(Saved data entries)
++++++++++++++++++++

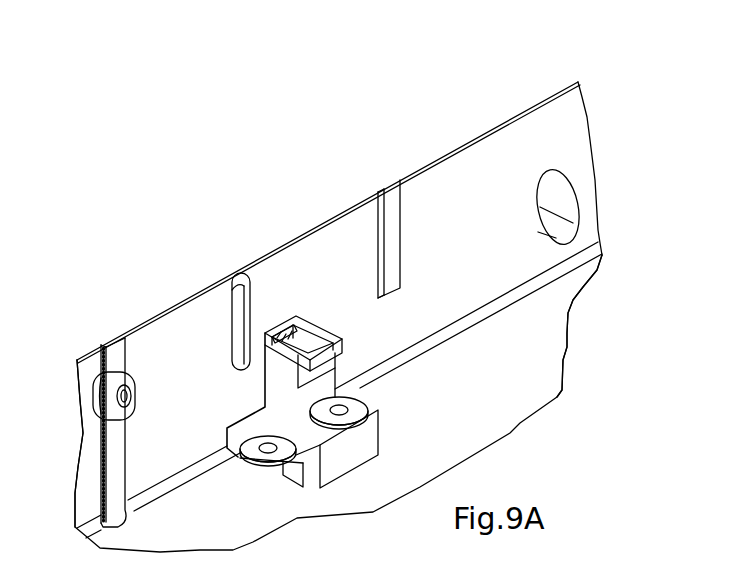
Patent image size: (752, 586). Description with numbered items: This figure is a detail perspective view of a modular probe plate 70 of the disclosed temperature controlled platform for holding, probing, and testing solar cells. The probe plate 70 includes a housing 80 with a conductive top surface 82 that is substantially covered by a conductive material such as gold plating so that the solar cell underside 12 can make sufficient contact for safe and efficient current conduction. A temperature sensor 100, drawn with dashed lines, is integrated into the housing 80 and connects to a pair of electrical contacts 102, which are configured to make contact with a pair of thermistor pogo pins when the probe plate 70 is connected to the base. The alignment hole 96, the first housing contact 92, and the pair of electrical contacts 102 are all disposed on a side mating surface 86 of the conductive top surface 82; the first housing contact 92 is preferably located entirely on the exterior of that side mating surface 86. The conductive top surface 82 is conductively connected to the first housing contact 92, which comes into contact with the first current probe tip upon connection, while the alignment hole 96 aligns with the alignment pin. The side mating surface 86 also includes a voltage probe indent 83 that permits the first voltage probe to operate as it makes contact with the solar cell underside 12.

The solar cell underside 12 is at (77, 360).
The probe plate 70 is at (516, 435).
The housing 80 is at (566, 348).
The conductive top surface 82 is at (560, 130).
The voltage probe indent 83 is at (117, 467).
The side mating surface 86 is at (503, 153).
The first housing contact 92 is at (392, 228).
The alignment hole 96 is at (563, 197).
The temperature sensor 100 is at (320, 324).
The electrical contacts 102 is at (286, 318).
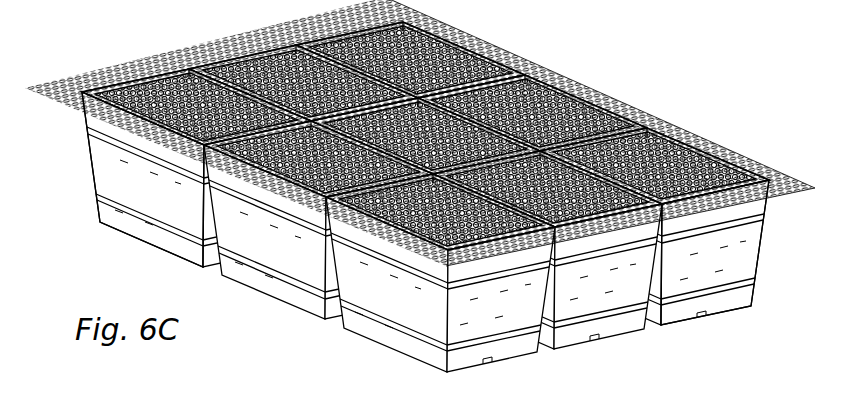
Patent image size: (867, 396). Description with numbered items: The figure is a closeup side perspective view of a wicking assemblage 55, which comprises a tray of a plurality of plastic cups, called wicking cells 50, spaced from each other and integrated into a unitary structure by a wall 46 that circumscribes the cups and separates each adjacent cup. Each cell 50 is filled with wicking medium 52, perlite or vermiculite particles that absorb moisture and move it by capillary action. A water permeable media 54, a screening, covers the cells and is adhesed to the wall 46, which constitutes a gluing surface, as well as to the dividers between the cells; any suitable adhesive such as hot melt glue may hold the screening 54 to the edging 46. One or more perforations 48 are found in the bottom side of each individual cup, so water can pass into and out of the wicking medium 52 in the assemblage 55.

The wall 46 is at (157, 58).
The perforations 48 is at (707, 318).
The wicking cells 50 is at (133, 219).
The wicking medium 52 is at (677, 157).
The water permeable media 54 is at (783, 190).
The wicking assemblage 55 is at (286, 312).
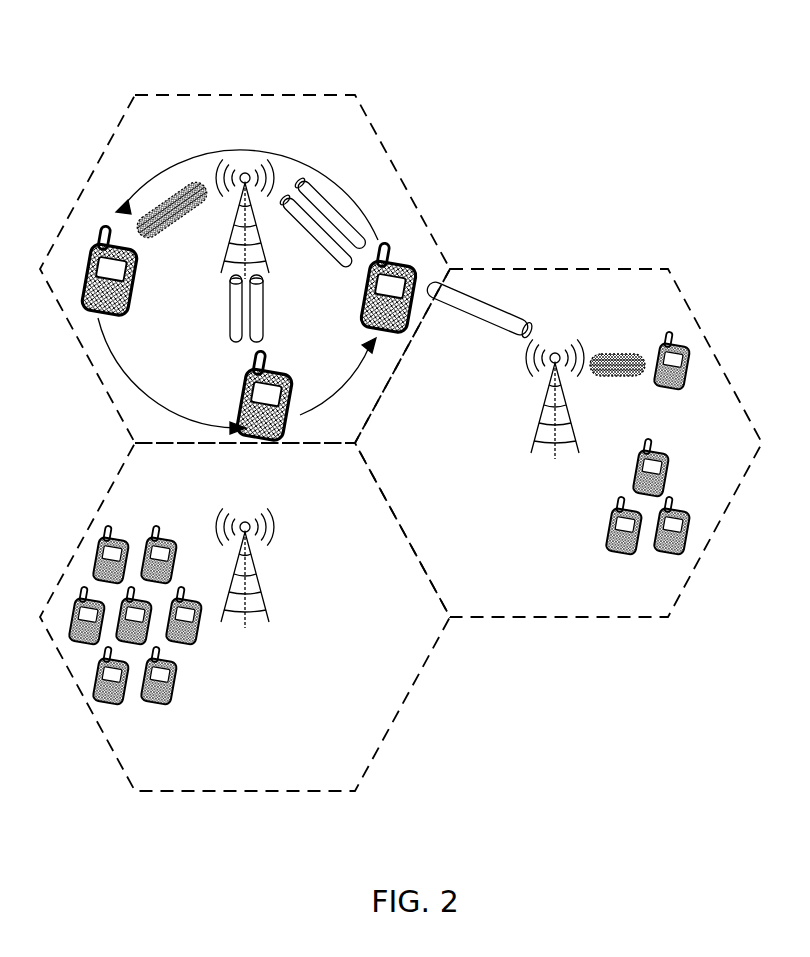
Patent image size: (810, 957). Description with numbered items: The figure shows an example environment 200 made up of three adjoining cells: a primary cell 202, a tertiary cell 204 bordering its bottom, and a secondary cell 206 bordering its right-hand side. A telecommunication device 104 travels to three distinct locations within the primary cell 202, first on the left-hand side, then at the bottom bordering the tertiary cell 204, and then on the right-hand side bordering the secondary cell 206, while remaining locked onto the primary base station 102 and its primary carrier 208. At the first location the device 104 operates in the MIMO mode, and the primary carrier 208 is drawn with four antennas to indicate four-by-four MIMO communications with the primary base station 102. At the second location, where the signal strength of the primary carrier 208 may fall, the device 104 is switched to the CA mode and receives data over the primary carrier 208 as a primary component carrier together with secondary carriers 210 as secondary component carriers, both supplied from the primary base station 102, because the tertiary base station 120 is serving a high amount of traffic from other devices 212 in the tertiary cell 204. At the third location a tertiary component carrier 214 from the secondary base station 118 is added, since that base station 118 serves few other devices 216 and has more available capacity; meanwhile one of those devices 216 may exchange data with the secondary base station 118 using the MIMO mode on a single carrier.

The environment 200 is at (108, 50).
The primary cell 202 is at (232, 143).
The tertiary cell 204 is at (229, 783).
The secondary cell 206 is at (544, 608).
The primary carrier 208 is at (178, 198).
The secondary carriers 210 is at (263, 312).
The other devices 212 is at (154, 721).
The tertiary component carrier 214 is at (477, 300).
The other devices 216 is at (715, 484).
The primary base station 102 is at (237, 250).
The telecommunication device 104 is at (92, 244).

++++++++++++++++++++

Except for the pictures, give the data again word for word.

Patent image size: (752, 586). Description with numbered items: This figure is a detail perspective view of a modular probe plate 70 of the disclosed temperature controlled platform for holding, probing, and testing solar cells. The probe plate 70 includes a housing 80 with a conductive top surface 82 that is substantially covered by a conductive material such as gold plating so that the solar cell underside 12 can make sufficient contact for safe and efficient current conduction. A temperature sensor 100, drawn with dashed lines, is integrated into the housing 80 and connects to a pair of electrical contacts 102, which are configured to make contact with a pair of thermistor pogo pins when the probe plate 70 is connected to the base. The alignment hole 96, the first housing contact 92, and the pair of electrical contacts 102 are all disposed on a side mating surface 86 of the conductive top surface 82; the first housing contact 92 is preferably located entirely on the exterior of that side mating surface 86. The conductive top surface 82 is conductively connected to the first housing contact 92, which comes into contact with the first current probe tip upon connection, while the alignment hole 96 aligns with the alignment pin. The side mating surface 86 also includes a voltage probe indent 83 that permits the first voltage probe to operate as it makes contact with the solar cell underside 12.

The solar cell underside 12 is at (77, 360).
The probe plate 70 is at (516, 435).
The housing 80 is at (566, 348).
The conductive top surface 82 is at (560, 130).
The voltage probe indent 83 is at (117, 467).
The side mating surface 86 is at (503, 153).
The first housing contact 92 is at (392, 228).
The alignment hole 96 is at (563, 197).
The temperature sensor 100 is at (320, 324).
The electrical contacts 102 is at (286, 318).
Patent image size: (867, 396). Description with numbered items: The figure is a closeup side perspective view of a wicking assemblage 55, which comprises a tray of a plurality of plastic cups, called wicking cells 50, spaced from each other and integrated into a unitary structure by a wall 46 that circumscribes the cups and separates each adjacent cup. Each cell 50 is filled with wicking medium 52, perlite or vermiculite particles that absorb moisture and move it by capillary action. A water permeable media 54, a screening, covers the cells and is adhesed to the wall 46, which constitutes a gluing surface, as well as to the dividers between the cells; any suitable adhesive such as hot melt glue may hold the screening 54 to the edging 46. One or more perforations 48 are found in the bottom side of each individual cup, so water can pass into and out of the wicking medium 52 in the assemblage 55.

The wall 46 is at (157, 58).
The perforations 48 is at (707, 318).
The wicking cells 50 is at (133, 219).
The wicking medium 52 is at (677, 157).
The water permeable media 54 is at (783, 190).
The wicking assemblage 55 is at (286, 312).
Patent image size: (810, 957). Description with numbered items: The figure shows an example environment 200 made up of three adjoining cells: a primary cell 202, a tertiary cell 204 bordering its bottom, and a secondary cell 206 bordering its right-hand side. A telecommunication device 104 travels to three distinct locations within the primary cell 202, first on the left-hand side, then at the bottom bordering the tertiary cell 204, and then on the right-hand side bordering the secondary cell 206, while remaining locked onto the primary base station 102 and its primary carrier 208. At the first location the device 104 operates in the MIMO mode, and the primary carrier 208 is drawn with four antennas to indicate four-by-four MIMO communications with the primary base station 102. At the second location, where the signal strength of the primary carrier 208 may fall, the device 104 is switched to the CA mode and receives data over the primary carrier 208 as a primary component carrier together with secondary carriers 210 as secondary component carriers, both supplied from the primary base station 102, because the tertiary base station 120 is serving a high amount of traffic from other devices 212 in the tertiary cell 204. At the third location a tertiary component carrier 214 from the secondary base station 118 is added, since that base station 118 serves few other devices 216 and has more available capacity; meanwhile one of those devices 216 may exchange data with the secondary base station 118 using the MIMO mode on a single carrier.

The environment 200 is at (108, 50).
The primary cell 202 is at (232, 143).
The tertiary cell 204 is at (229, 783).
The secondary cell 206 is at (544, 608).
The primary carrier 208 is at (178, 198).
The secondary carriers 210 is at (263, 312).
The other devices 212 is at (154, 721).
The tertiary component carrier 214 is at (477, 300).
The other devices 216 is at (715, 484).
The primary base station 102 is at (237, 250).
The telecommunication device 104 is at (92, 244).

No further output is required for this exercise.